■ **Objective**
Copy out the records precisely, omitting pictures.

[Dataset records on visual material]

^^^^

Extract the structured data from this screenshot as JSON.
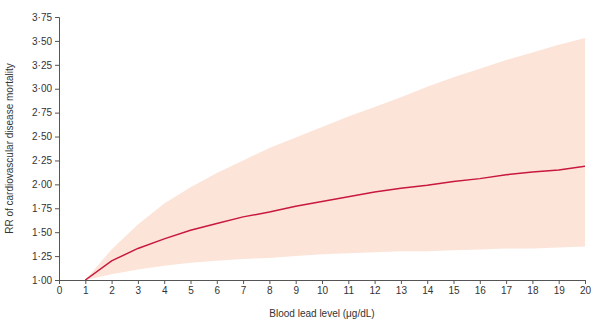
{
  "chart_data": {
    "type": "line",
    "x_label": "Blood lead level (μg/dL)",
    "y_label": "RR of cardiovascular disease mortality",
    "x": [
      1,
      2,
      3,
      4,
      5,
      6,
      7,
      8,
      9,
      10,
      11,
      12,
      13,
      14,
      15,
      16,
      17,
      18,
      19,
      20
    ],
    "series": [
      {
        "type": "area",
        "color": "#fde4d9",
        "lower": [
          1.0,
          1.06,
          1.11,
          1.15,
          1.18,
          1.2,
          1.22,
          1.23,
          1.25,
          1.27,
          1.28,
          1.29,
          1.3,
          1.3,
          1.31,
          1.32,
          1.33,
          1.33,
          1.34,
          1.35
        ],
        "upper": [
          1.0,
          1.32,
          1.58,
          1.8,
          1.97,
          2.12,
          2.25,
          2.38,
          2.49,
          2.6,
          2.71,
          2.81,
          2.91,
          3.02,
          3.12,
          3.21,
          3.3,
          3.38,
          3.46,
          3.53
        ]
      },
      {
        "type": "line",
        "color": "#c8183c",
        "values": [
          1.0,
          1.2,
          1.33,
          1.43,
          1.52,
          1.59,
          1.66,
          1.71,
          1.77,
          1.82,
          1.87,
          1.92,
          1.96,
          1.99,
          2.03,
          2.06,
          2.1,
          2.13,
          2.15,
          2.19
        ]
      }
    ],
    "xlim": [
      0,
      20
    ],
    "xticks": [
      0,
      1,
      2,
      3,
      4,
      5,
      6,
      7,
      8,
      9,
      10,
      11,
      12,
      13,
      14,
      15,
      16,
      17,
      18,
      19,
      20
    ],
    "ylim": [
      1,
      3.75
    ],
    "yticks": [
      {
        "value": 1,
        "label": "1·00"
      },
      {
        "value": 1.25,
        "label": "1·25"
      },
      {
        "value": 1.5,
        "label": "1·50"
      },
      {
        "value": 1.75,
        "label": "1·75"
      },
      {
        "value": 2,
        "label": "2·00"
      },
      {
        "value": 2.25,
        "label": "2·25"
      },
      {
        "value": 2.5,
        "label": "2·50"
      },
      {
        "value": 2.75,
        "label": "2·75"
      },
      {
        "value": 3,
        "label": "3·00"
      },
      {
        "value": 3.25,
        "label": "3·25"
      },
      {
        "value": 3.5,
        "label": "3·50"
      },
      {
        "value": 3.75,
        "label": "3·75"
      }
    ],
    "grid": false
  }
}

^^^^

■ **Solution below**
Extract the structured data from this screenshot as JSON.
{
  "chart_data": {
    "type": "line",
    "x_label": "Blood lead level (μg/dL)",
    "y_label": "RR of cardiovascular disease mortality",
    "x": [
      1,
      2,
      3,
      4,
      5,
      6,
      7,
      8,
      9,
      10,
      11,
      12,
      13,
      14,
      15,
      16,
      17,
      18,
      19,
      20
    ],
    "series": [
      {
        "type": "area",
        "color": "#fde4d9",
        "lower": [
          1.0,
          1.06,
          1.11,
          1.15,
          1.18,
          1.2,
          1.22,
          1.23,
          1.25,
          1.27,
          1.28,
          1.29,
          1.3,
          1.3,
          1.31,
          1.32,
          1.33,
          1.33,
          1.34,
          1.35
        ],
        "upper": [
          1.0,
          1.32,
          1.58,
          1.8,
          1.97,
          2.12,
          2.25,
          2.38,
          2.49,
          2.6,
          2.71,
          2.81,
          2.91,
          3.02,
          3.12,
          3.21,
          3.3,
          3.38,
          3.46,
          3.53
        ]
      },
      {
        "type": "line",
        "color": "#c8183c",
        "values": [
          1.0,
          1.2,
          1.33,
          1.43,
          1.52,
          1.59,
          1.66,
          1.71,
          1.77,
          1.82,
          1.87,
          1.92,
          1.96,
          1.99,
          2.03,
          2.06,
          2.1,
          2.13,
          2.15,
          2.19
        ]
      }
    ],
    "xlim": [
      0,
      20
    ],
    "xticks": [
      0,
      1,
      2,
      3,
      4,
      5,
      6,
      7,
      8,
      9,
      10,
      11,
      12,
      13,
      14,
      15,
      16,
      17,
      18,
      19,
      20
    ],
    "ylim": [
      1,
      3.75
    ],
    "yticks": [
      {
        "value": 1,
        "label": "1·00"
      },
      {
        "value": 1.25,
        "label": "1·25"
      },
      {
        "value": 1.5,
        "label": "1·50"
      },
      {
        "value": 1.75,
        "label": "1·75"
      },
      {
        "value": 2,
        "label": "2·00"
      },
      {
        "value": 2.25,
        "label": "2·25"
      },
      {
        "value": 2.5,
        "label": "2·50"
      },
      {
        "value": 2.75,
        "label": "2·75"
      },
      {
        "value": 3,
        "label": "3·00"
      },
      {
        "value": 3.25,
        "label": "3·25"
      },
      {
        "value": 3.5,
        "label": "3·50"
      },
      {
        "value": 3.75,
        "label": "3·75"
      }
    ],
    "grid": false
  }
}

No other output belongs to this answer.